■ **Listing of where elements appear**
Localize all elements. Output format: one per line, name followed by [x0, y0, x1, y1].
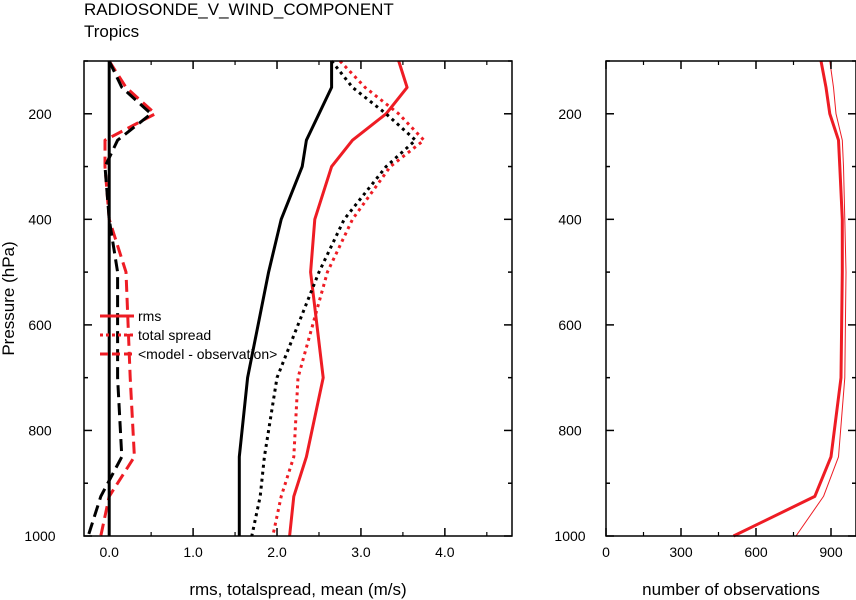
left-x-tick-label: 1.0 [183, 544, 203, 560]
right-y-tick-label: 800 [558, 422, 582, 438]
left-x-tick-label: 2.0 [267, 544, 287, 560]
left-y-tick-label: 200 [28, 106, 52, 122]
left-y-tick-label: 600 [28, 317, 52, 333]
left-y-tick-label: 800 [28, 422, 52, 438]
right-y-tick-label: 1000 [554, 528, 585, 544]
left-series-5-line [86, 60, 153, 537]
right-series-1-line [795, 60, 847, 537]
left-x-axis-label: rms, totalspread, mean (m/s) [189, 580, 406, 599]
left-x-tick-label: 4.0 [435, 544, 455, 560]
left-series-1-line [271, 59, 426, 537]
right-x-tick-label: 900 [819, 544, 843, 560]
right-x-axis-label: number of observations [642, 580, 820, 599]
right-plot-frame [605, 60, 856, 537]
legend-label-1: total spread [138, 327, 211, 343]
left-panel: 0.0 1.0 2.0 3.0 4.0 200 400 600 800 1000 rms, tota… [0, 59, 513, 599]
right-x-tick-label: 600 [744, 544, 768, 560]
right-y-tick-label: 200 [558, 106, 582, 122]
right-y-tick-label: 400 [558, 211, 582, 227]
left-series-4-line [250, 60, 417, 537]
left-series-0-line [288, 60, 409, 537]
left-y-tick-label: 400 [28, 211, 52, 227]
left-plot-frame [83, 60, 513, 537]
legend-label-0: rms [138, 308, 161, 324]
right-series-0-line [732, 60, 844, 538]
right-x-tick-label: 0 [602, 544, 610, 560]
left-x-tick-label: 0.0 [99, 544, 119, 560]
left-y-axis-label: Pressure (hPa) [0, 241, 18, 355]
legend: rms total spread <model - observation> [100, 308, 277, 362]
right-panel: 0 300 600 900 200 400 600 800 1000 number of obse… [554, 60, 856, 599]
right-y-tick-label: 600 [558, 317, 582, 333]
left-y-tick-label: 1000 [24, 528, 55, 544]
legend-label-2: <model - observation> [138, 346, 277, 362]
chart-subtitle: Tropics [84, 22, 139, 41]
chart-title: RADIOSONDE_V_WIND_COMPONENT [84, 0, 394, 19]
left-x-tick-label: 3.0 [351, 544, 371, 560]
right-x-tick-label: 300 [669, 544, 693, 560]
left-series-3-line [237, 61, 334, 536]
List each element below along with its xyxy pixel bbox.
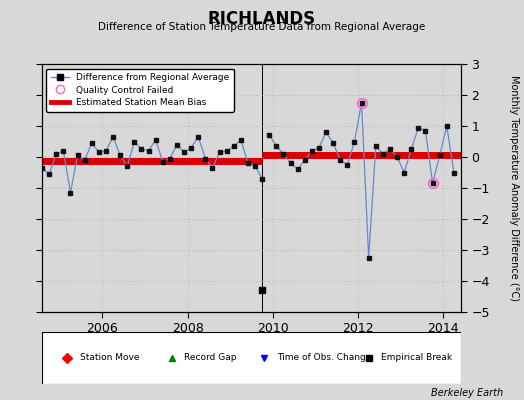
FancyBboxPatch shape — [42, 332, 461, 384]
Text: Time of Obs. Change: Time of Obs. Change — [277, 354, 371, 362]
Text: Station Move: Station Move — [80, 354, 139, 362]
Text: RICHLANDS: RICHLANDS — [208, 10, 316, 28]
Text: Empirical Break: Empirical Break — [381, 354, 453, 362]
Text: Record Gap: Record Gap — [184, 354, 237, 362]
Y-axis label: Monthly Temperature Anomaly Difference (°C): Monthly Temperature Anomaly Difference (… — [509, 75, 519, 301]
Text: Berkeley Earth: Berkeley Earth — [431, 388, 503, 398]
Text: Difference of Station Temperature Data from Regional Average: Difference of Station Temperature Data f… — [99, 22, 425, 32]
Legend: Difference from Regional Average, Quality Control Failed, Estimated Station Mean: Difference from Regional Average, Qualit… — [47, 68, 234, 112]
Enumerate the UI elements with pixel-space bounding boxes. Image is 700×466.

■ **WHAT THE TASK REQUIRES**
Starting at the line that has "FancyBboxPatch shape — [42, 332, 461, 384]" and stopping after the line that has "Legend: Difference from", give those lines of the listing again, switching "Record Gap" to "Data Gap" and leaving everything else unchanged.

■ **PROBLEM SOLUTION**
FancyBboxPatch shape — [42, 332, 461, 384]
Text: Time of Obs. Change: Time of Obs. Change — [277, 354, 371, 362]
Text: Station Move: Station Move — [80, 354, 139, 362]
Text: RICHLANDS: RICHLANDS — [208, 10, 316, 28]
Text: Empirical Break: Empirical Break — [381, 354, 453, 362]
Text: Data Gap: Data Gap — [184, 354, 237, 362]
Y-axis label: Monthly Temperature Anomaly Difference (°C): Monthly Temperature Anomaly Difference (… — [509, 75, 519, 301]
Text: Berkeley Earth: Berkeley Earth — [431, 388, 503, 398]
Text: Difference of Station Temperature Data from Regional Average: Difference of Station Temperature Data f… — [99, 22, 425, 32]
Legend: Difference from Regional Average, Quality Control Failed, Estimated Station Mean: Difference from Regional Average, Qualit… — [47, 68, 234, 112]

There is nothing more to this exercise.